## Task goal
Set down each entry exactly as given; pictures should not appear in the copy.

++++ Extracted material

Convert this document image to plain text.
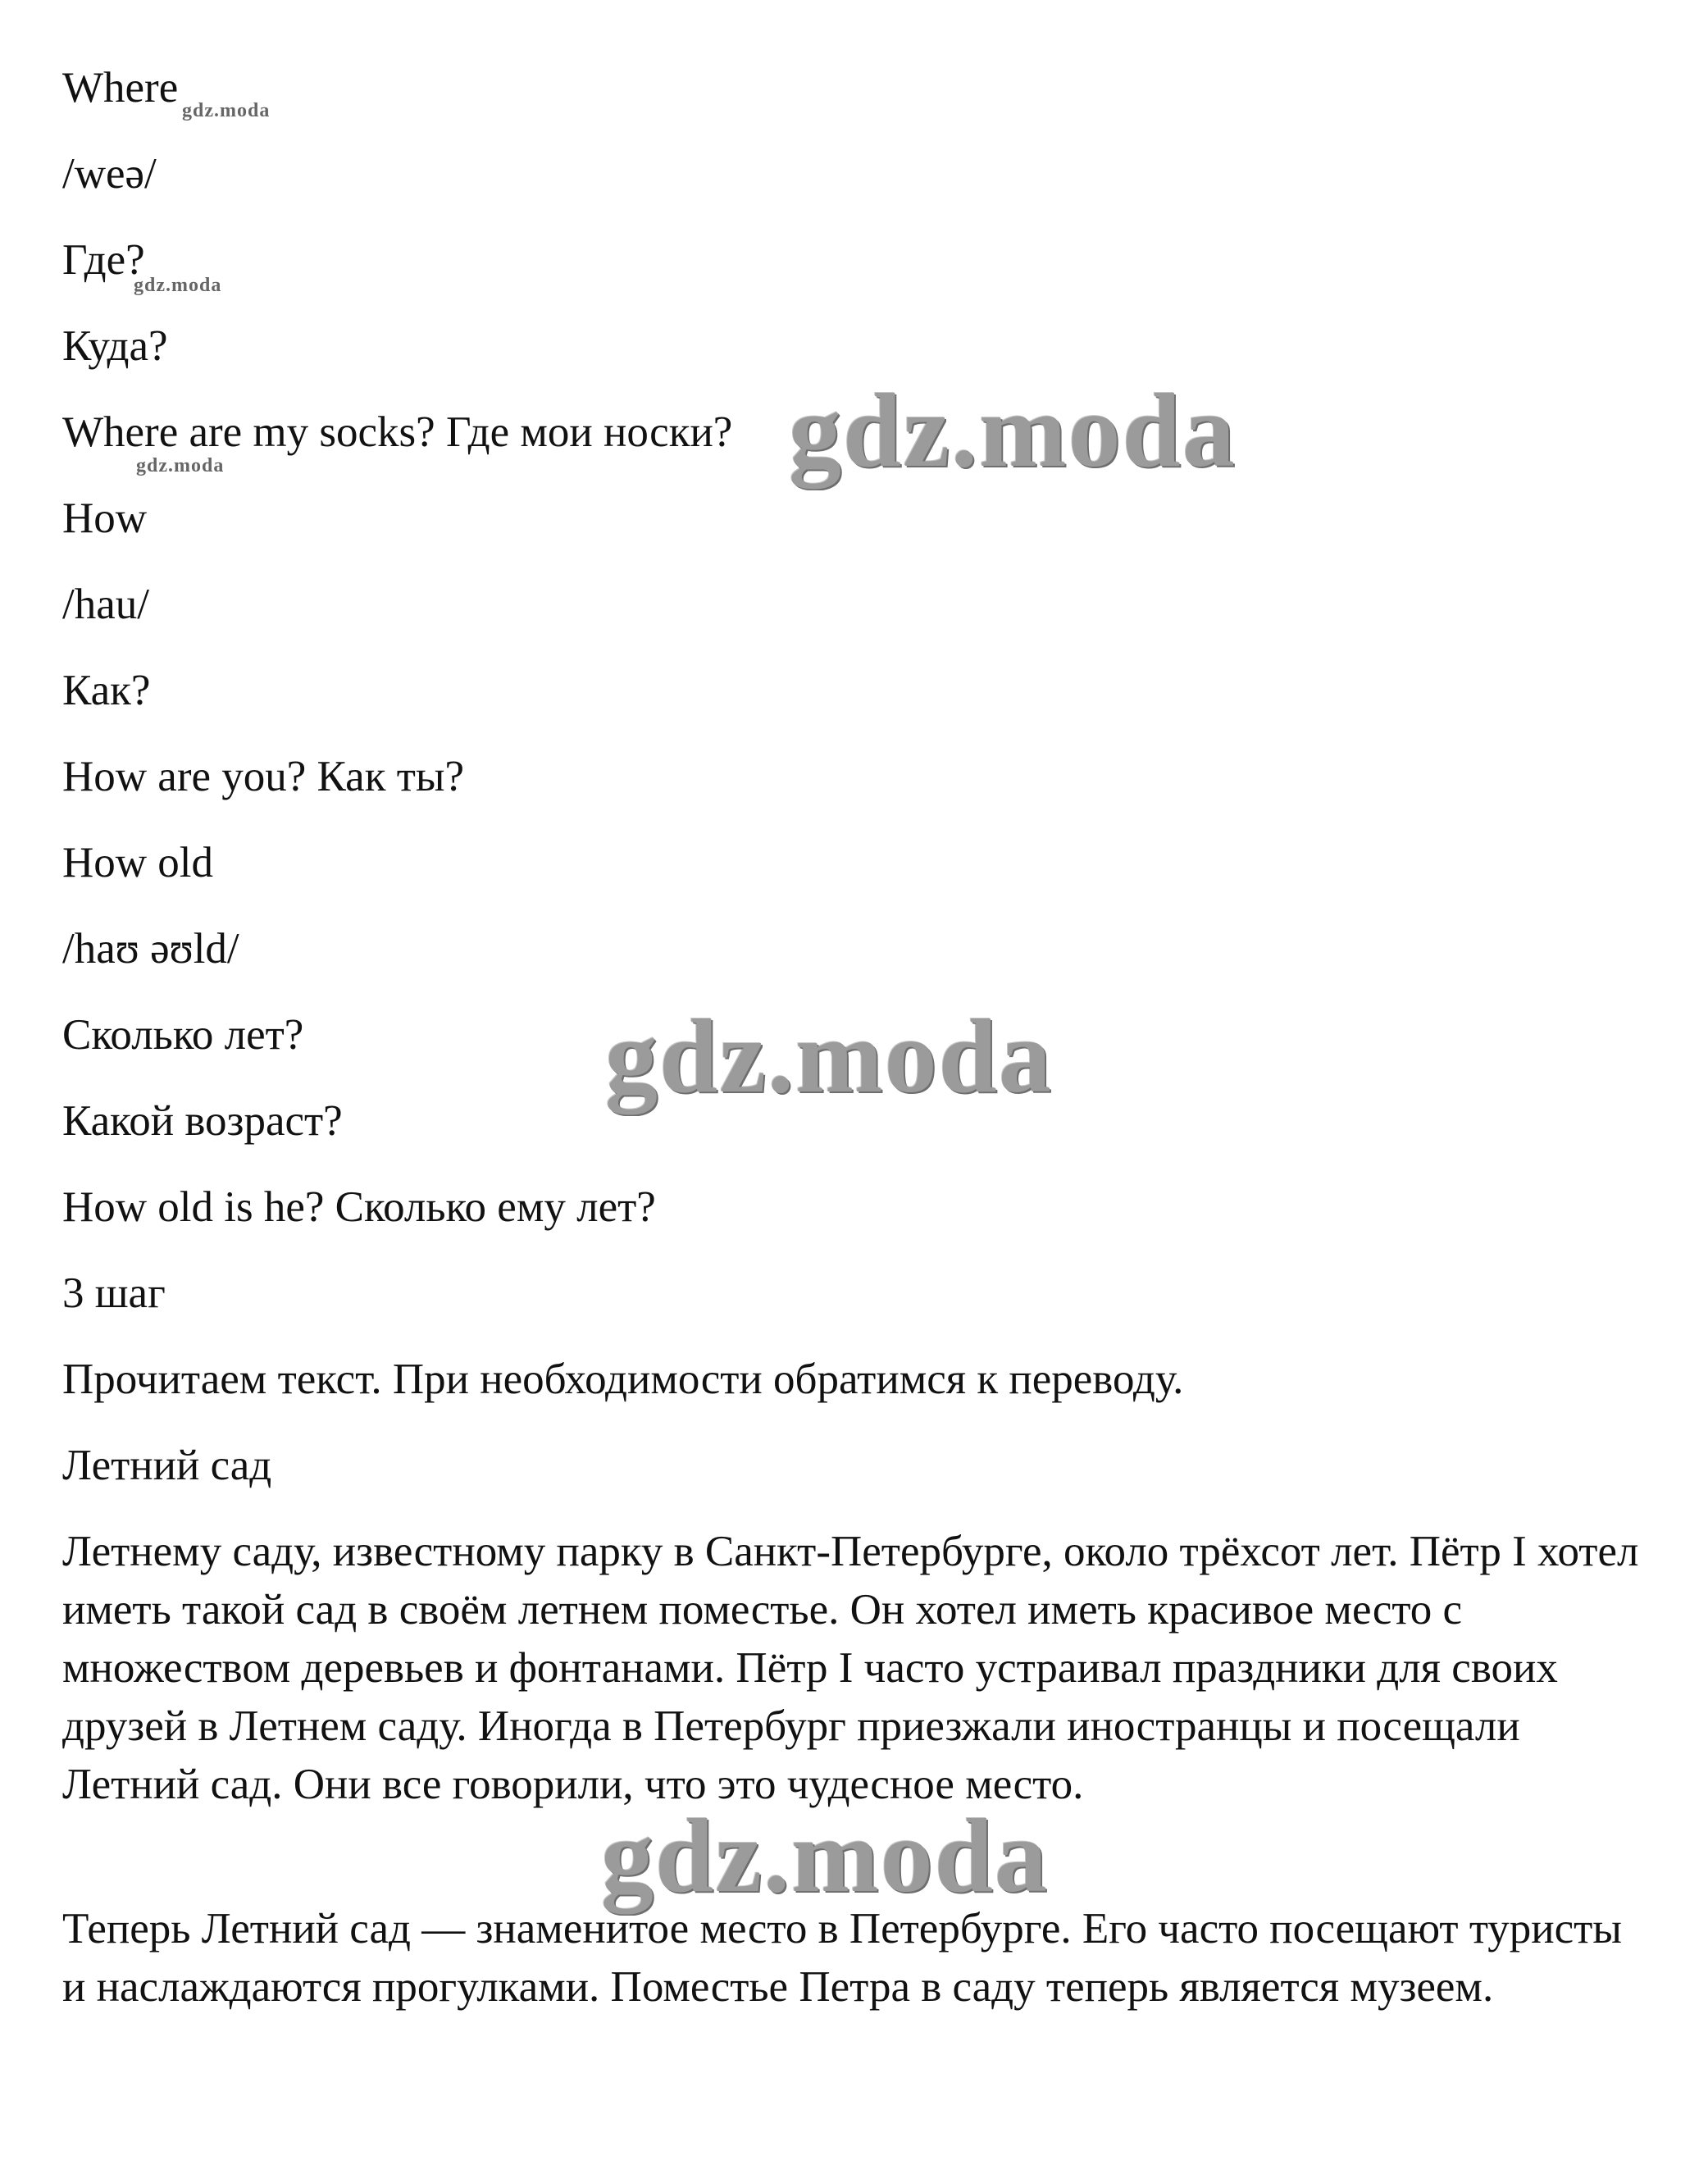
Where

/weə/

Где?

Куда?

Where are my socks? Где мои носки?

How

/hau/

Как?

How are you? Как ты?

How old

/haʊ əʊld/

Сколько лет?

Какой возраст?

How old is he? Сколько ему лет?

3 шаг

Прочитаем текст. При необходимости обратимся к переводу.

Летний сад

Летнему саду, известному парку в Санкт-Петербурге, около трёхсот лет. Пётр I хотел иметь такой сад в своём летнем поместье. Он хотел иметь красивое место с множеством деревьев и фонтанами. Пётр I часто устраивал праздники для своих друзей в Летнем саду. Иногда в Петербург приезжали иностранцы и посещали Летний сад. Они все говорили, что это чудесное место.

Теперь Летний сад — знаменитое место в Петербурге. Его часто посещают туристы и наслаждаются прогулками. Поместье Петра в саду теперь является музеем.

gdz.moda
gdz.moda
gdz.moda	gdz.moda
gdz.moda
gdz.moda
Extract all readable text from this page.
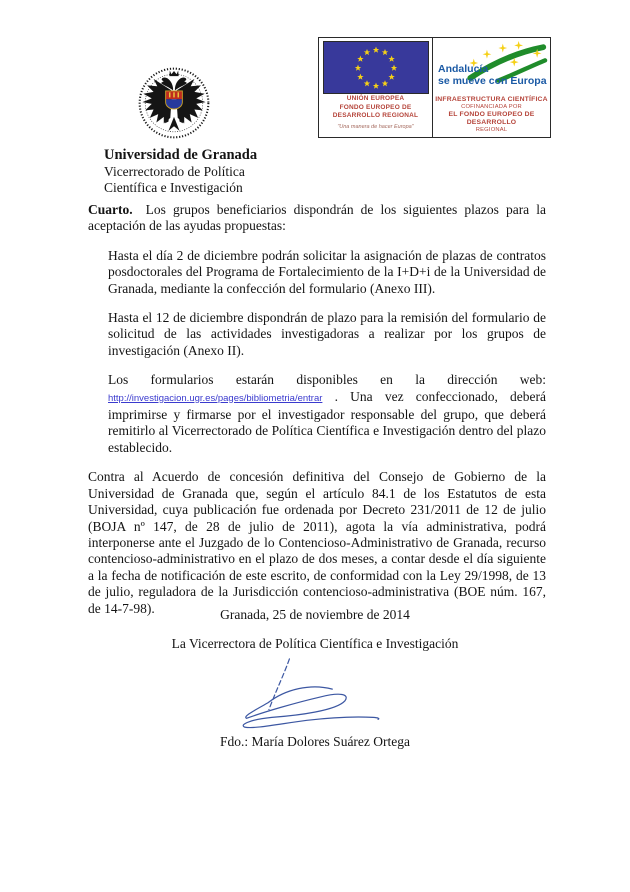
Universidad de Granada
Vicerrectorado de Política
Científica e Investigación
UNIÓN EUROPEA
FONDO EUROPEO DE
DESARROLLO REGIONAL
"Una manera de hacer Europa"
Andalucía
se mueve con Europa
INFRAESTRUCTURA CIENTÍFICA
COFINANCIADA POR
EL FONDO EUROPEO DE DESARROLLO
REGIONAL

Cuarto. Los grupos beneficiarios dispondrán de los siguientes plazos para la aceptación de las ayudas propuestas:

Hasta el día 2 de diciembre podrán solicitar la asignación de plazas de contratos posdoctorales del Programa de Fortalecimiento de la I+D+i de la Universidad de Granada, mediante la confección del formulario (Anexo III).

Hasta el 12 de diciembre dispondrán de plazo para la remisión del formulario de solicitud de las actividades investigadoras a realizar por los grupos de investigación (Anexo II).

Los formularios estarán disponibles en la dirección web: http://investigacion.ugr.es/pages/bibliometria/entrar . Una vez confeccionado, deberá imprimirse y firmarse por el investigador responsable del grupo, que deberá remitirlo al Vicerrectorado de Política Científica e Investigación dentro del plazo establecido.

Contra al Acuerdo de concesión definitiva del Consejo de Gobierno de la Universidad de Granada que, según el artículo 84.1 de los Estatutos de esta Universidad, cuya publicación fue ordenada por Decreto 231/2011 de 12 de julio (BOJA nº 147, de 28 de julio de 2011), agota la vía administrativa, podrá interponerse ante el Juzgado de lo Contencioso-Administrativo de Granada, recurso contencioso-administrativo en el plazo de dos meses, a contar desde el día siguiente a la fecha de notificación de este escrito, de conformidad con la Ley 29/1998, de 13 de julio, reguladora de la Jurisdicción contencioso-administrativa (BOE núm. 167, de 14-7-98).	Granada, 25 de noviembre de 2014

La Vicerrectora de Política Científica e Investigación

Fdo.: María Dolores Suárez Ortega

++++++++

## Answer to the problem
Convert this document image to plain text.
Where

/weə/

Где?

Куда?

Where are my socks? Где мои носки?

How

/hau/

Как?

How are you? Как ты?

How old

/haʊ əʊld/

Сколько лет?

Какой возраст?

How old is he? Сколько ему лет?

3 шаг

Прочитаем текст. При необходимости обратимся к переводу.

Летний сад

Летнему саду, известному парку в Санкт-Петербурге, около трёхсот лет. Пётр I хотел иметь такой сад в своём летнем поместье. Он хотел иметь красивое место с множеством деревьев и фонтанами. Пётр I часто устраивал праздники для своих друзей в Летнем саду. Иногда в Петербург приезжали иностранцы и посещали Летний сад. Они все говорили, что это чудесное место.

Теперь Летний сад — знаменитое место в Петербурге. Его часто посещают туристы и наслаждаются прогулками. Поместье Петра в саду теперь является музеем.

gdz.moda
gdz.moda
gdz.moda	gdz.moda
gdz.moda
gdz.moda
Extract all readable text from this page.
Universidad de Granada
Vicerrectorado de Política
Científica e Investigación
UNIÓN EUROPEA
FONDO EUROPEO DE
DESARROLLO REGIONAL
"Una manera de hacer Europa"
Andalucía
se mueve con Europa
INFRAESTRUCTURA CIENTÍFICA
COFINANCIADA POR
EL FONDO EUROPEO DE DESARROLLO
REGIONAL

Cuarto. Los grupos beneficiarios dispondrán de los siguientes plazos para la aceptación de las ayudas propuestas:

Hasta el día 2 de diciembre podrán solicitar la asignación de plazas de contratos posdoctorales del Programa de Fortalecimiento de la I+D+i de la Universidad de Granada, mediante la confección del formulario (Anexo III).

Hasta el 12 de diciembre dispondrán de plazo para la remisión del formulario de solicitud de las actividades investigadoras a realizar por los grupos de investigación (Anexo II).

Los formularios estarán disponibles en la dirección web: http://investigacion.ugr.es/pages/bibliometria/entrar . Una vez confeccionado, deberá imprimirse y firmarse por el investigador responsable del grupo, que deberá remitirlo al Vicerrectorado de Política Científica e Investigación dentro del plazo establecido.

Contra al Acuerdo de concesión definitiva del Consejo de Gobierno de la Universidad de Granada que, según el artículo 84.1 de los Estatutos de esta Universidad, cuya publicación fue ordenada por Decreto 231/2011 de 12 de julio (BOJA nº 147, de 28 de julio de 2011), agota la vía administrativa, podrá interponerse ante el Juzgado de lo Contencioso-Administrativo de Granada, recurso contencioso-administrativo en el plazo de dos meses, a contar desde el día siguiente a la fecha de notificación de este escrito, de conformidad con la Ley 29/1998, de 13 de julio, reguladora de la Jurisdicción contencioso-administrativa (BOE núm. 167, de 14-7-98).	Granada, 25 de noviembre de 2014

La Vicerrectora de Política Científica e Investigación

Fdo.: María Dolores Suárez Ortega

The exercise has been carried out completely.